(Stored data)
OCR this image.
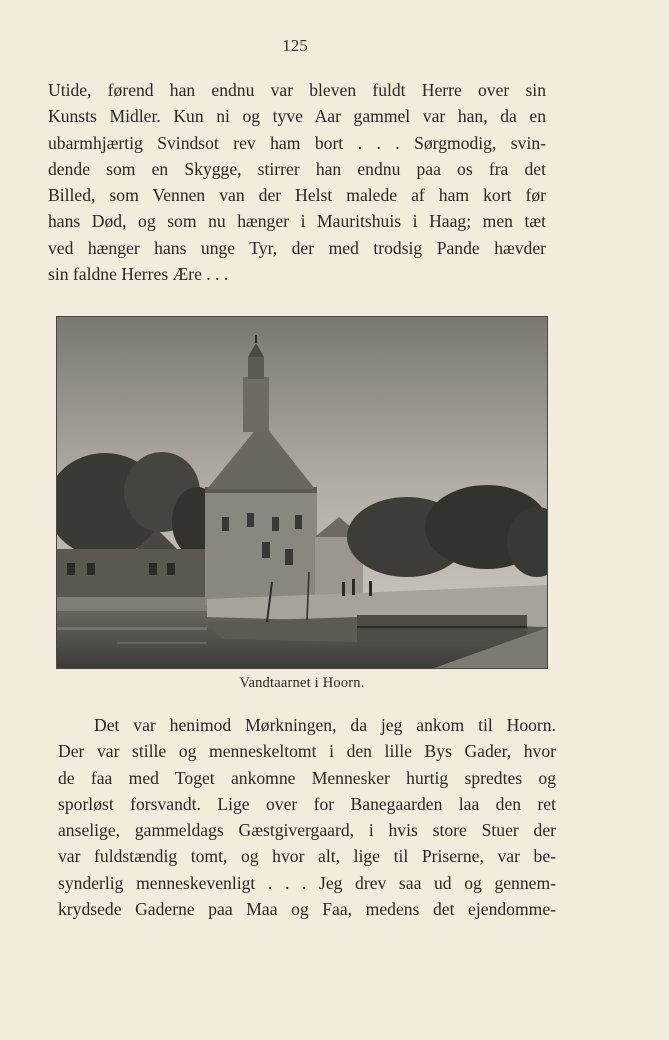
125
Utide, førend han endnu var bleven fuldt Herre over sin
Kunsts Midler. Kun ni og tyve Aar gammel var han, da en
ubarmhjærtig Svindsot rev ham bort . . . Sørgmodig, svin-
dende som en Skygge, stirrer han endnu paa os fra det
Billed, som Vennen van der Helst malede af ham kort før
hans Død, og som nu hænger i Mauritshuis i Haag; men tæt
ved hænger hans unge Tyr, der med trodsig Pande hævder
sin faldne Herres Ære . . .
Vandtaarnet i Hoorn.
Det var henimod Mørkningen, da jeg ankom til Hoorn.
Der var stille og menneskeltomt i den lille Bys Gader, hvor
de faa med Toget ankomne Mennesker hurtig spredtes og
sporløst forsvandt. Lige over for Banegaarden laa den ret
anselige, gammeldags Gæstgivergaard, i hvis store Stuer der
var fuldstændig tomt, og hvor alt, lige til Priserne, var be-
synderlig menneskevenligt . . . Jeg drev saa ud og gennem-
krydsede Gaderne paa Maa og Faa, medens det ejendomme-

» **Goal of the exercise**: Without the pictures, restate each entry exactly.

» **Output of the exercise**:
OCR this image.
125
Utide, førend han endnu var bleven fuldt Herre over sin
Kunsts Midler. Kun ni og tyve Aar gammel var han, da en
ubarmhjærtig Svindsot rev ham bort . . . Sørgmodig, svin-
dende som en Skygge, stirrer han endnu paa os fra det
Billed, som Vennen van der Helst malede af ham kort før
hans Død, og som nu hænger i Mauritshuis i Haag; men tæt
ved hænger hans unge Tyr, der med trodsig Pande hævder
sin faldne Herres Ære . . .
Vandtaarnet i Hoorn.
Det var henimod Mørkningen, da jeg ankom til Hoorn.
Der var stille og menneskeltomt i den lille Bys Gader, hvor
de faa med Toget ankomne Mennesker hurtig spredtes og
sporløst forsvandt. Lige over for Banegaarden laa den ret
anselige, gammeldags Gæstgivergaard, i hvis store Stuer der
var fuldstændig tomt, og hvor alt, lige til Priserne, var be-
synderlig menneskevenligt . . . Jeg drev saa ud og gennem-
krydsede Gaderne paa Maa og Faa, medens det ejendomme-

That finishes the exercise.